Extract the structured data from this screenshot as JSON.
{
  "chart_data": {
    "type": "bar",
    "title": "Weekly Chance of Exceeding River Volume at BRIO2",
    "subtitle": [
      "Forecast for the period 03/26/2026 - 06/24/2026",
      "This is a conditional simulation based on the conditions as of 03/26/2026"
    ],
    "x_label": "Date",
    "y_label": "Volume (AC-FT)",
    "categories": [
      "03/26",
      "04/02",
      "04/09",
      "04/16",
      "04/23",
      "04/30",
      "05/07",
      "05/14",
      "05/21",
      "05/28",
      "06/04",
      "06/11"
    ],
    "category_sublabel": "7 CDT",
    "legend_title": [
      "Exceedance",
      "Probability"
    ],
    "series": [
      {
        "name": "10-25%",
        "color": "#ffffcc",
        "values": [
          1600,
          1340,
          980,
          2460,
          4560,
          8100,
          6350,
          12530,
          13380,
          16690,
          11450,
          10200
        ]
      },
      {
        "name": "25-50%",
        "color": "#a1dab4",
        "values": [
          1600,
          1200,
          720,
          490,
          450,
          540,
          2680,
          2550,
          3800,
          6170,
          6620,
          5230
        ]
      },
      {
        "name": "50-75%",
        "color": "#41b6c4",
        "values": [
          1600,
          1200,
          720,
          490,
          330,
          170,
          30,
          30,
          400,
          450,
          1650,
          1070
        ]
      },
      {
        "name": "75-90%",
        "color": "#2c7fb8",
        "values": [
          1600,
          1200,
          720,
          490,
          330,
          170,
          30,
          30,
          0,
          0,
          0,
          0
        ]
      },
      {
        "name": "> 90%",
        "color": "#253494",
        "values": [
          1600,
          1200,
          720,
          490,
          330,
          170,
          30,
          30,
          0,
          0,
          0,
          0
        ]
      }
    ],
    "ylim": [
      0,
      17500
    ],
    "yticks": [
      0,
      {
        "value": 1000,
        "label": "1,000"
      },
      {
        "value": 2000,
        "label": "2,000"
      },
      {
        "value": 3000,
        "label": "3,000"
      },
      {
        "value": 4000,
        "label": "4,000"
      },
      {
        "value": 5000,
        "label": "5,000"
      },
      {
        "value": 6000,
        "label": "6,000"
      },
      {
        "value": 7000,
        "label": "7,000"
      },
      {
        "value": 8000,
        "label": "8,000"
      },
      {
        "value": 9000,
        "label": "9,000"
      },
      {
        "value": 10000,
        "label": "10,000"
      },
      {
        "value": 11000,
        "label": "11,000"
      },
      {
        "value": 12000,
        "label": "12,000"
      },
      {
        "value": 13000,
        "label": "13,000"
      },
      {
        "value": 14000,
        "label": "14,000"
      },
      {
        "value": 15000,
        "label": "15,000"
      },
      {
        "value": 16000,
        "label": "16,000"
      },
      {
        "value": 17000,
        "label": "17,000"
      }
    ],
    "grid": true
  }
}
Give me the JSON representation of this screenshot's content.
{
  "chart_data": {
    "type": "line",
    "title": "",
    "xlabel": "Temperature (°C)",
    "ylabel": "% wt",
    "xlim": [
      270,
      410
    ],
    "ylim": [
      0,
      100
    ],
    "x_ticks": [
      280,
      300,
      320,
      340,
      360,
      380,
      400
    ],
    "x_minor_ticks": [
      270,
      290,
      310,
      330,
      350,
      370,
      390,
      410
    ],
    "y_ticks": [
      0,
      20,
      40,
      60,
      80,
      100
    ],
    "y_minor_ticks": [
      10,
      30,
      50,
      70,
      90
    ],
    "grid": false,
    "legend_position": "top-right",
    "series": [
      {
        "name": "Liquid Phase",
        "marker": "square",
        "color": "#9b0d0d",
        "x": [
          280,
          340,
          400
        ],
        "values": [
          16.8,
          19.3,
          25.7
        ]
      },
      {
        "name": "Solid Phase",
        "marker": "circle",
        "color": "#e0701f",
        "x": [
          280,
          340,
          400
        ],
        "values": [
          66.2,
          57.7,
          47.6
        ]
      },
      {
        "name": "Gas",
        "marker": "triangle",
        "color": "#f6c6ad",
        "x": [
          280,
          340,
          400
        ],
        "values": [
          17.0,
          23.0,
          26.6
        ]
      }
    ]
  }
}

• Task details
Show, from the material above, each line that includes the string "name".

• Result below
        "name": "10-25%",
        "name": "25-50%",
        "name": "50-75%",
        "name": "75-90%",
        "name": "> 90%",
        "name": "Liquid Phase",
        "name": "Solid Phase",
        "name": "Gas",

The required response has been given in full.